STATED TASK
Among the lines below, list those containing the string "JSON".

RECORDS SUPPLIED
※
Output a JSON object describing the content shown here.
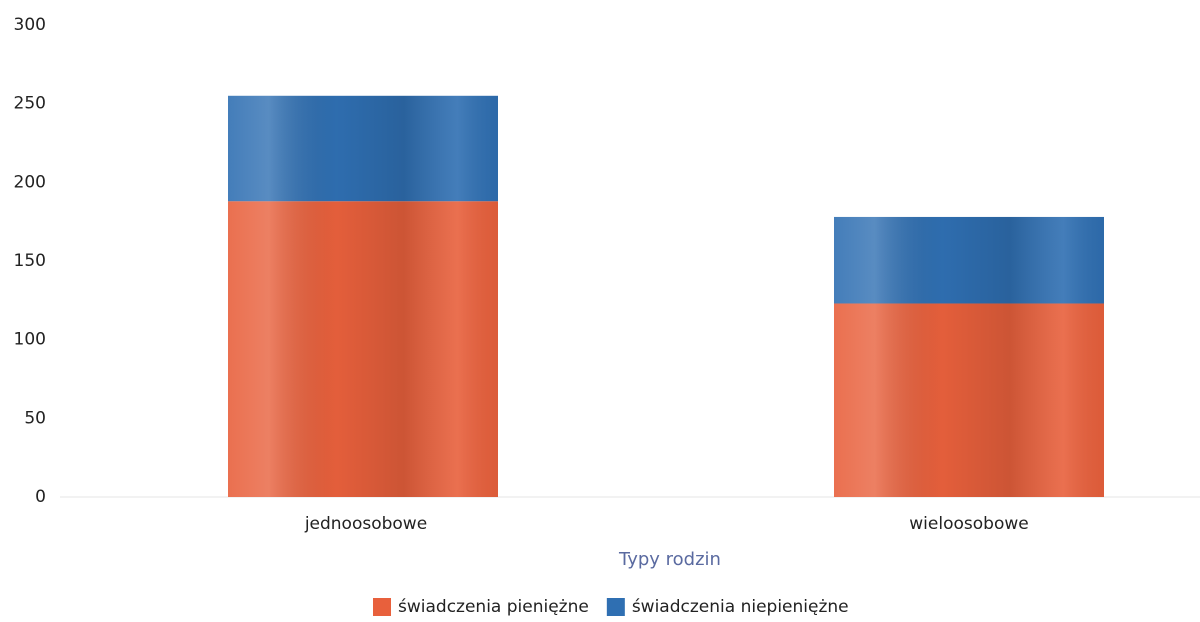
{
  "chart_data": {
    "type": "stacked_bar",
    "categories": [
      "jednoosobowe",
      "wieloosobowe"
    ],
    "series": [
      {
        "name": "świadczenia pieniężne",
        "color": "#e8603c",
        "values": [
          188,
          123
        ]
      },
      {
        "name": "świadczenia niepieniężne",
        "color": "#2f6fb2",
        "values": [
          67,
          55
        ]
      }
    ],
    "x_label": "Typy rodzin",
    "ylim": [
      0,
      300
    ],
    "yticks": [
      0,
      50,
      100,
      150,
      200,
      250,
      300
    ],
    "grid": false
  }
}
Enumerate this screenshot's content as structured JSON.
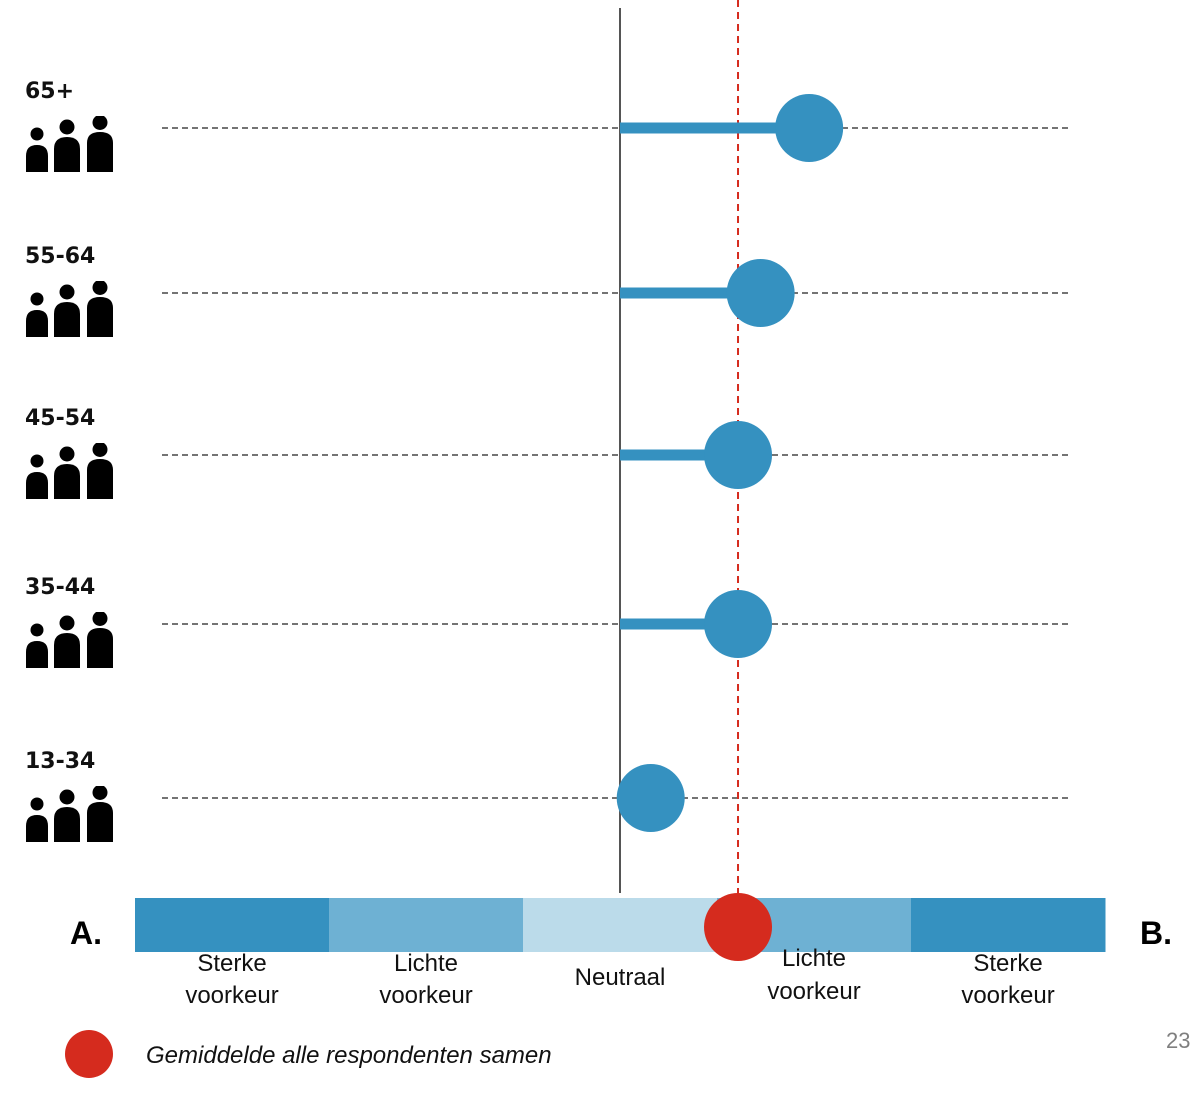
{
  "chart_data": {
    "type": "scatter",
    "title": "",
    "xlabel": "",
    "ylabel": "",
    "xlim": [
      -3,
      3
    ],
    "neutral": 0,
    "average": {
      "value": 0.73,
      "label": "Gemiddelde alle respondenten samen",
      "color": "#d52b1e"
    },
    "groups": [
      {
        "label": "65+",
        "value": 1.17
      },
      {
        "label": "55-64",
        "value": 0.87
      },
      {
        "label": "45-54",
        "value": 0.73
      },
      {
        "label": "35-44",
        "value": 0.73
      },
      {
        "label": "13-34",
        "value": 0.19
      }
    ],
    "scale": {
      "left_label": "A.",
      "right_label": "B.",
      "segments": [
        {
          "label_line1": "Sterke",
          "label_line2": "voorkeur",
          "color": "#3591c0"
        },
        {
          "label_line1": "Lichte",
          "label_line2": "voorkeur",
          "color": "#6eb1d3"
        },
        {
          "label_line1": "Neutraal",
          "label_line2": "",
          "color": "#bbdbea"
        },
        {
          "label_line1": "Lichte",
          "label_line2": "voorkeur",
          "color": "#6eb1d3"
        },
        {
          "label_line1": "Sterke",
          "label_line2": "voorkeur",
          "color": "#3591c0"
        }
      ]
    },
    "dot_color": "#3591c0",
    "grid": false
  },
  "page_number": "23"
}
※
EXERCISE OUTPUT
Output a JSON object describing the content shown here.
Enumerate this screenshot's content as structured JSON.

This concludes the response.